__Written exercise__: Write the number of lines holding the word "框与墙体之间缝隙", and nothing else.

__Input for this task__:
※ ※ ※
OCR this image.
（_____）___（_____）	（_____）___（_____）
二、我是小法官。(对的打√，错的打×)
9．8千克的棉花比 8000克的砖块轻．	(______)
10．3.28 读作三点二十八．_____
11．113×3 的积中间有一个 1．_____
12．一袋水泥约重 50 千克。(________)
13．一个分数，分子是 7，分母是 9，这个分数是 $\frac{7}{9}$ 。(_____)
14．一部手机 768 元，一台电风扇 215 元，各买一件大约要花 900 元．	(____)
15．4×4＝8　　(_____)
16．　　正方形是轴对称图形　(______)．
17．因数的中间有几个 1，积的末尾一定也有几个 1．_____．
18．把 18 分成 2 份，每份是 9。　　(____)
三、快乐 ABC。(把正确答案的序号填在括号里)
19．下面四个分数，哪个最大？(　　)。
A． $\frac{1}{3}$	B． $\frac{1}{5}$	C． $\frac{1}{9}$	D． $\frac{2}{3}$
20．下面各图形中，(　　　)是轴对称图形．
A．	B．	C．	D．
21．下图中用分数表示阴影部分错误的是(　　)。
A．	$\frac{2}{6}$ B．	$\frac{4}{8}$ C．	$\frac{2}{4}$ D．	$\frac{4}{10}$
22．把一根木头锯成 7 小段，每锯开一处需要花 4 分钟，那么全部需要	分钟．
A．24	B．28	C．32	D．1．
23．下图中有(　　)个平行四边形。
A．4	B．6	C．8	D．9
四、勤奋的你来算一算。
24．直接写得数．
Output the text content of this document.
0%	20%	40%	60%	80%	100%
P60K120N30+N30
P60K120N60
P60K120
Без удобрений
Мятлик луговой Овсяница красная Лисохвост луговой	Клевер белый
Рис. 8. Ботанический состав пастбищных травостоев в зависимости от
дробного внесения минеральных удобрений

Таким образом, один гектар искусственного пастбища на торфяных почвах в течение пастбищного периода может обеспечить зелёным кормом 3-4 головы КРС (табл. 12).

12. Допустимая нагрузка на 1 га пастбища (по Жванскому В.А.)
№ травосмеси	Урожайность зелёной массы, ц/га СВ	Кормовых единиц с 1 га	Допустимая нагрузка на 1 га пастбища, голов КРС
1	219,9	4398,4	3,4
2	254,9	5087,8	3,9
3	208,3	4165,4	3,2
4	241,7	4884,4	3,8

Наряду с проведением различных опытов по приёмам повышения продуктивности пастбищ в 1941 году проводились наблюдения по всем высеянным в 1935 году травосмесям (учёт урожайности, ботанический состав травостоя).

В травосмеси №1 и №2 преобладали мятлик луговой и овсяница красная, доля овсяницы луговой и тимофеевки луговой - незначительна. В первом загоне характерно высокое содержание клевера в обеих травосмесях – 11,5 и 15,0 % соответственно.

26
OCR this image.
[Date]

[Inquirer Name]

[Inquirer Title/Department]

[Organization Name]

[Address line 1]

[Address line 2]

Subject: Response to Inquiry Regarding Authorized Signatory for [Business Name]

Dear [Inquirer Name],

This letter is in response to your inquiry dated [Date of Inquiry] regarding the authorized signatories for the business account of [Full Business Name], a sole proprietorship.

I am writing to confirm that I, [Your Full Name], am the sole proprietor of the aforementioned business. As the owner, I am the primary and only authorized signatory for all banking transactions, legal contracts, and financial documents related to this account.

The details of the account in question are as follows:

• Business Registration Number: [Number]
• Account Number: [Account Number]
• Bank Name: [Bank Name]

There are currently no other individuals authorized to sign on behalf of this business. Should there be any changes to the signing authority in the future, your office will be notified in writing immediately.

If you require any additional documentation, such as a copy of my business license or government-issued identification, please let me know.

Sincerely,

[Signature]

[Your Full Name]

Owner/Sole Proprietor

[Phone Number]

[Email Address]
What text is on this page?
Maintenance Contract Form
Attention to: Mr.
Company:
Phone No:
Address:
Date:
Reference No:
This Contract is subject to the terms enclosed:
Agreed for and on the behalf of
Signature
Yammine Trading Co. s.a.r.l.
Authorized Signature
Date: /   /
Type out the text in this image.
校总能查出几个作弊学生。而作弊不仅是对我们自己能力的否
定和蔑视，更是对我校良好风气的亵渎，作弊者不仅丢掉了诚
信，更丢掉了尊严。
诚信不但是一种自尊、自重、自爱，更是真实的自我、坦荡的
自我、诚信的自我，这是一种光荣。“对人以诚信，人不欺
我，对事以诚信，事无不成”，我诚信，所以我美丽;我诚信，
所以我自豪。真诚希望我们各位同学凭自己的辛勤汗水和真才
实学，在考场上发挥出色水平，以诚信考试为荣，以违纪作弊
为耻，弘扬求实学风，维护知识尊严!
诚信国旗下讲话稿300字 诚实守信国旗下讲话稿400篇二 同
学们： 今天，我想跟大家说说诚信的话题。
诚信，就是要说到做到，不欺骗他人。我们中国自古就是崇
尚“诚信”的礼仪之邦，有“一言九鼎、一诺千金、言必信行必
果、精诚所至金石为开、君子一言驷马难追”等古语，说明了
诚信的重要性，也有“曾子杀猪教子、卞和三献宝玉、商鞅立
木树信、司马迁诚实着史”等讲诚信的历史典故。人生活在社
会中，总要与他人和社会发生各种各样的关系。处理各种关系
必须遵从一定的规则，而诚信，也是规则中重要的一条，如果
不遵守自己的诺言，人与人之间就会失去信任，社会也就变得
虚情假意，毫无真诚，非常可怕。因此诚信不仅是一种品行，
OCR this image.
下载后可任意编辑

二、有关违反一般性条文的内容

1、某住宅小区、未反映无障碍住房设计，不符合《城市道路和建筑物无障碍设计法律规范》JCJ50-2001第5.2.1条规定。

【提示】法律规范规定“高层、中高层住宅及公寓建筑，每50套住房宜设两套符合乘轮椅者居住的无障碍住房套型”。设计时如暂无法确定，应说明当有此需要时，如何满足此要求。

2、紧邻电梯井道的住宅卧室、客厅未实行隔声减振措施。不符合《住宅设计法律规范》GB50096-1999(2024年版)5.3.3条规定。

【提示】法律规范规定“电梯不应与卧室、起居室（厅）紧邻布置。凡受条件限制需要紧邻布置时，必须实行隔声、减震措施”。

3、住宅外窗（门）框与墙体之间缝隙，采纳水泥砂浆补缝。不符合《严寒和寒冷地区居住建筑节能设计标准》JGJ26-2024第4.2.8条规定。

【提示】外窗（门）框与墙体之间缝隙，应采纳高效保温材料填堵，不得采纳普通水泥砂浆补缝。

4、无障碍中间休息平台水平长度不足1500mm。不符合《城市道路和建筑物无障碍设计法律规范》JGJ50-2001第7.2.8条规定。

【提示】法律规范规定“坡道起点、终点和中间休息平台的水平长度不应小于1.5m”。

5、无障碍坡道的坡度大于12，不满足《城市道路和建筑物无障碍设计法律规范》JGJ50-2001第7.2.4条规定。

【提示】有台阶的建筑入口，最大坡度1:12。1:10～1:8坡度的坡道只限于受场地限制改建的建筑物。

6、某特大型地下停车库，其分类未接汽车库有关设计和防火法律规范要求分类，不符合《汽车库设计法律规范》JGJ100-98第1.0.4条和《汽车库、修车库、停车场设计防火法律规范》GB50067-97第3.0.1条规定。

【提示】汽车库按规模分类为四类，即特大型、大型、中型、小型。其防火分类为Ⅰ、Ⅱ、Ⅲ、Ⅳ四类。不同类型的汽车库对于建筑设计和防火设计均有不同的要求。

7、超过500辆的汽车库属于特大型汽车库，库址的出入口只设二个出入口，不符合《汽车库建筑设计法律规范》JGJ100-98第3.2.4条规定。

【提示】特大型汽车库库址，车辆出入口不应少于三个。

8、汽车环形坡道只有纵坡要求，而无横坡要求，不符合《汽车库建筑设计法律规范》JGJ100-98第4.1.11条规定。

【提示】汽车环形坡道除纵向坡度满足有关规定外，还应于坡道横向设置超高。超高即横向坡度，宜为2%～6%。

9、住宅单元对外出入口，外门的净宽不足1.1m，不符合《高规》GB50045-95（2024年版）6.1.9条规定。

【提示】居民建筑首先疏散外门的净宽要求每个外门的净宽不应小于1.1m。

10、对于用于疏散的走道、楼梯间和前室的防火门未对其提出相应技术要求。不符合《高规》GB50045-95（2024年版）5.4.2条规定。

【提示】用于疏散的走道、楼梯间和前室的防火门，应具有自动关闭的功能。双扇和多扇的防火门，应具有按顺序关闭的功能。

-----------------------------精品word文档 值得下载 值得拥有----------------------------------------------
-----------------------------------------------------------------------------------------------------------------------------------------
※ ※ ※
__Written answer__: 2